*Texto*:
....

Vuelta al mouse. Tendría más sentido, decía La Mancha, un dispositivo que cumpliera esa función y que se accionara con los pies, así como los pedales de un automóvil o de un avión desempeñan tareas indispensables para la conducción y el pilotaje. Tenía razón y no: ya existen footmouses comerciales de distintas clases, pero resulta que su empleo es más difícil que el de sus parientes de escritorio porque la mayor parte de la gente tiene menos control de los movimientos precisos en los pies que en las manos.

A todo esto, se me olvidaba el motivo de esta disquisición: es que en este diciembre se cumplen 40 años de la invención del mouse, aparatejo que hoy resulta cotidiano y hasta despreciable, pero que ha implicado una profunda transformación en nuestra manera de relacionarnos con las máquinas en general. Lo inventó Douglas Engelbart, del Instituto de Investigación de Stanford (SRI, por sus siglas en inglés), en 1968, en el marco de una investigación para asistir a las personas en la toma de decisiones complejas mediante computadoras. Para entonces, Engelbart ya había redactado un reporte denominado Augmenting Human Intellect: A Conceptual Framework (“Aumentar el intelecto humano: marco conceptual”), en el que prefiguraba buena parte de las interfases gráficas de la actualidad. Desde luego, lo que había en la pantalla se parecía muy poco a lo que se ve en los monitores actuales, y en la cabeza del inventor no estaba la convivencia entre un teclado alfanúmérico convencional y el mouse: concibió, más bien, un sistema de trabajo en el que una mano estaba en contacto permanente con ese dispositivo, en tanto la otra operaba un teclado reducido de cinco botones (muy parecido al teclado telegráfico de Baudot) en el que era necesario oprimir las teclas en distintas combinaciones para generar caracteres específicos. Posteriormente se ha demostrado que, después de unas horas de entrenamiento y práctica, un capturista puede desempeñarse en forma mucho más eficiente con un teclado reducido que con un dispositivo tipo QWERTY.

....

*Datos proporcionados*:
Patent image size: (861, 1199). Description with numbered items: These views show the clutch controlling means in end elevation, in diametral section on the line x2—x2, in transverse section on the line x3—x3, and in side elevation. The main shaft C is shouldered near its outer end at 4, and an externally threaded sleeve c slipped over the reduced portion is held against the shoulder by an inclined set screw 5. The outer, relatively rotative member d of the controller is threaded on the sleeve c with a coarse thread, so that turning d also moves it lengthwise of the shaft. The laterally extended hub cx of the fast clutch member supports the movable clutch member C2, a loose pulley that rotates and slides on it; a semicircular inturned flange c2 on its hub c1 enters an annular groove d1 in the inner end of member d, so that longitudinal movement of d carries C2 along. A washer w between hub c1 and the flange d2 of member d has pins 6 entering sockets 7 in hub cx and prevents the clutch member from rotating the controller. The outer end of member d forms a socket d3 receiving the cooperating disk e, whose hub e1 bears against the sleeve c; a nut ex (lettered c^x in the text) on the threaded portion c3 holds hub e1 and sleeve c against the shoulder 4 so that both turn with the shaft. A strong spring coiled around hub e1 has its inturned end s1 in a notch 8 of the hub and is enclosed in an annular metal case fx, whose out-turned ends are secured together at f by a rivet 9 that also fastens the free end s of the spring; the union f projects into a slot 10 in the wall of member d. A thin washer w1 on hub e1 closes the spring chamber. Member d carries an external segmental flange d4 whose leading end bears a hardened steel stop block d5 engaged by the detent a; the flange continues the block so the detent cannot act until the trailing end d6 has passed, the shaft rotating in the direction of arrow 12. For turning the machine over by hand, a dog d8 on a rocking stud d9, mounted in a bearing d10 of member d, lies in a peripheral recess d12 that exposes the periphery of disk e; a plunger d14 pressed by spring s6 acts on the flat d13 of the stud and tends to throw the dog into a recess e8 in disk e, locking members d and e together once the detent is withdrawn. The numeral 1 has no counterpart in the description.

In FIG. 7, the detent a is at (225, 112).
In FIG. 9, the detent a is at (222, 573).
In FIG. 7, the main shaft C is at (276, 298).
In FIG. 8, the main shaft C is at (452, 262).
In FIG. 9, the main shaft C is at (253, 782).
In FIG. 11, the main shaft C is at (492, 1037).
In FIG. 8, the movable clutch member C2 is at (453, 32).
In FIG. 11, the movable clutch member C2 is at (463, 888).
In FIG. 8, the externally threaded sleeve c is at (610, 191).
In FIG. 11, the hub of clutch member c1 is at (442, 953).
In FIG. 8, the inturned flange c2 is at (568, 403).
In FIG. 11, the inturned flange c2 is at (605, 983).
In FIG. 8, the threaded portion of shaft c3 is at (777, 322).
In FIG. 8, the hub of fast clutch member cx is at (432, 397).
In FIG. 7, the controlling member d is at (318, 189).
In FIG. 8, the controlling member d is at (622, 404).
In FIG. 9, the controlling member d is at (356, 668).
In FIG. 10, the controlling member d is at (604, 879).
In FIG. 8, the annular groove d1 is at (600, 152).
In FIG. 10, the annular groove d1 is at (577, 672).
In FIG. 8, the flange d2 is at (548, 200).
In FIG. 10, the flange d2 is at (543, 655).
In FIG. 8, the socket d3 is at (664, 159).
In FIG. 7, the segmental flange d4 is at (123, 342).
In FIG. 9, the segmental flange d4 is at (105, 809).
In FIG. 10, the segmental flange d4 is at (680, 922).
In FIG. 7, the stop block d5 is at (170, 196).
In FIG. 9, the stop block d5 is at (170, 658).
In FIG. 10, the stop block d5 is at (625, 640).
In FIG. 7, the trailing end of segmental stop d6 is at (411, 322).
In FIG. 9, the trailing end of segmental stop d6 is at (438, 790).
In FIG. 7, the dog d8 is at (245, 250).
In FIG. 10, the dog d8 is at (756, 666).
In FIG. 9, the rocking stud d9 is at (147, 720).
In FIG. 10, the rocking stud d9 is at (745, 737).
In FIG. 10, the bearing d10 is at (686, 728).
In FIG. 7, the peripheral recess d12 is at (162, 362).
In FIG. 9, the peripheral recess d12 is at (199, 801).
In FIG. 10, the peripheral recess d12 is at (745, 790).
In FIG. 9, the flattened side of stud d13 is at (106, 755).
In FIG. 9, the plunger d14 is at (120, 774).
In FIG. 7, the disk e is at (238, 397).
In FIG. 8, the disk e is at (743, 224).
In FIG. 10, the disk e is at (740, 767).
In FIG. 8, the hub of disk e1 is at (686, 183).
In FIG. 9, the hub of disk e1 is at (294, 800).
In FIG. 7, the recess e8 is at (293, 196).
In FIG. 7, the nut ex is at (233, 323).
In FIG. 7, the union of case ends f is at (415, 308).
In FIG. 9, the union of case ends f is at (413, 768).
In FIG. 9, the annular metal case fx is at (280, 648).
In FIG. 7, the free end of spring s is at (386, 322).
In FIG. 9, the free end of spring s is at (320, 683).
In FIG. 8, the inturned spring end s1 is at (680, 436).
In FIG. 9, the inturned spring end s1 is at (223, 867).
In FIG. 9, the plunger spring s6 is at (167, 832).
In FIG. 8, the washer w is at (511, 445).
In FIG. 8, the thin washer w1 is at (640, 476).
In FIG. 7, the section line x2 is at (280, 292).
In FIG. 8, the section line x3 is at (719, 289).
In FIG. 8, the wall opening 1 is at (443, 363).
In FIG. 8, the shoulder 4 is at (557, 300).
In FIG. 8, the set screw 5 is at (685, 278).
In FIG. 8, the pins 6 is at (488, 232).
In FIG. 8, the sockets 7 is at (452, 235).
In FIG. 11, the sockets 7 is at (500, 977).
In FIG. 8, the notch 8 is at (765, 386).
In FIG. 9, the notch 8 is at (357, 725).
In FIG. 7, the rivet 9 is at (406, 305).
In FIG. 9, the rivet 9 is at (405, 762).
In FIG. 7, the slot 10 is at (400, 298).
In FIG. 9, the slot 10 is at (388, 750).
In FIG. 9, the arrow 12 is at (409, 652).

....

*Resuelve lo siguiente*:
1. Enumera todos los teclados que se mencionan en el texto sobre el mouse.
2. Según el texto sobre el mouse, ¿en qué institución trabajaba Douglas Engelbart?
3. Reanuda el texto sobre el mouse a partir de su última oración.

*Respuestas del ejercicio*:
1.
- teclado alfanumérico convencional
- teclado reducido de cinco botones
- teclado telegráfico de Baudot
- dispositivo tipo QWERTY

2. En el Instituto de Investigación de Stanford (SRI).

3.
El invento de Engelbart era una cajita de madera así, bien pinche, de cuya parte inferior sobresalían unas ruedas metálicas que, al desplazarse por una superficie cualquiera, se movían en un eje vertical y otro horizontal, y en la parte superior tenía un solo botón, tan rojo como el que inicia la Tercera Guerra Mundial. Fue patentado con el nombre poco atractivo “X-Y position indicator for a display system”. Lo impresionante de la ocasión no eran los dispositivos, sino las ideas: con monitores monocromáticos de tubos de rayos catódicos y con teclados electromecánicos se mostraban las posibilidades de un entorno gráfico con ventanas, de la multimedia y de las conexiones en red.

Todo lo que Engelbart recibió por su invento fue un cheque de 10 mil dólares. Años después, la patente fue registrada a nombre de la institución para la que trabajaba, y además venció antes de que el aparato se volviera de uso masivo. Xerox lo perfeccionó, agregándole la bola de rodillos ortogonales, y en 1981 lanzó al mercado una computadora equipada con ratón: la Star 8010, de la que ya nadie se acuerda. Luego vinieron la fallida Apple Lisa, la Commodore Amiga, la Atari ST y la Apple Macintosh, responsable, esta última, de la popularización definitiva de las interfases gráficas y del mouse.

De bola, infrarrojo o láser, alámbrico o inalámbrico, decorado o austero, es la parte más inmediata de los entornos computacionales que constituyen, a su vez, una parte medular de nuestra relación con el mundo: nuestra forma de estudiar, nuestras consultas y operaciones bancarias, nuestra relación con seres conocidos y desconocidos que se encuentran a tres mil kilómetros o a seis cuadras, dependen en alguna medida del invento de Engelbart y, claro, de comprender la sintaxis de una interfase gráfica y de interactuar con ella. Y no digo que esté bien ni que esté mal, sino todo lo contrario.